TASK TO CARRY OUT:
Copy out the complete listing, word for word.

○ ○ ○ ○ ○ ○ ○

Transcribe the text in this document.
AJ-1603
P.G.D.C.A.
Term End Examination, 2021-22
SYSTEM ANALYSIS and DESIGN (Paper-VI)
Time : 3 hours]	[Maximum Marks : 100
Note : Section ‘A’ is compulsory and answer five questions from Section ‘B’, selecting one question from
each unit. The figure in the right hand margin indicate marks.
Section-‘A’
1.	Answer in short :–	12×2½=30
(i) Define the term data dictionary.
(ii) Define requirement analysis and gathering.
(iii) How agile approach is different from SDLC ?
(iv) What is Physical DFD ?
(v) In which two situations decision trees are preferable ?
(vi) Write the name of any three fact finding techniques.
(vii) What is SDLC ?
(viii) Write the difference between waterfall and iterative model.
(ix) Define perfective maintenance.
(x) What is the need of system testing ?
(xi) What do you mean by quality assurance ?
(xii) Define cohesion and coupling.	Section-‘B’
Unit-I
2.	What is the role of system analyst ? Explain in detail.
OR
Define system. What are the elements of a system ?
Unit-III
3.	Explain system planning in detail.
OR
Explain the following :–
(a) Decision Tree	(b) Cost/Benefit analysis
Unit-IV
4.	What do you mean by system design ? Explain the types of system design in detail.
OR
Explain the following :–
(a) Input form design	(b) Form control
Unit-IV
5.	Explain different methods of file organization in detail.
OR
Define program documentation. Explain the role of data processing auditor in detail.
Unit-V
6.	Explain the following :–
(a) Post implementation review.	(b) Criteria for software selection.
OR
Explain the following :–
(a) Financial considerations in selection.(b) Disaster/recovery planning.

○ ○ ○ ○ ○ ○ ○

ANSWER TO THIS EXERCISE:
Transcribe the text in this document.
AJ-1603
P.G.D.C.A.
Term End Examination, 2021-22
SYSTEM ANALYSIS and DESIGN (Paper-VI)
Time : 3 hours]	[Maximum Marks : 100
Note : Section ‘A’ is compulsory and answer five questions from Section ‘B’, selecting one question from
each unit. The figure in the right hand margin indicate marks.
Section-‘A’
1.	Answer in short :–	12×2½=30
(i) Define the term data dictionary.
(ii) Define requirement analysis and gathering.
(iii) How agile approach is different from SDLC ?
(iv) What is Physical DFD ?
(v) In which two situations decision trees are preferable ?
(vi) Write the name of any three fact finding techniques.
(vii) What is SDLC ?
(viii) Write the difference between waterfall and iterative model.
(ix) Define perfective maintenance.
(x) What is the need of system testing ?
(xi) What do you mean by quality assurance ?
(xii) Define cohesion and coupling.	Section-‘B’
Unit-I
2.	What is the role of system analyst ? Explain in detail.
OR
Define system. What are the elements of a system ?
Unit-III
3.	Explain system planning in detail.
OR
Explain the following :–
(a) Decision Tree	(b) Cost/Benefit analysis
Unit-IV
4.	What do you mean by system design ? Explain the types of system design in detail.
OR
Explain the following :–
(a) Input form design	(b) Form control
Unit-IV
5.	Explain different methods of file organization in detail.
OR
Define program documentation. Explain the role of data processing auditor in detail.
Unit-V
6.	Explain the following :–
(a) Post implementation review.	(b) Criteria for software selection.
OR
Explain the following :–
(a) Financial considerations in selection.(b) Disaster/recovery planning.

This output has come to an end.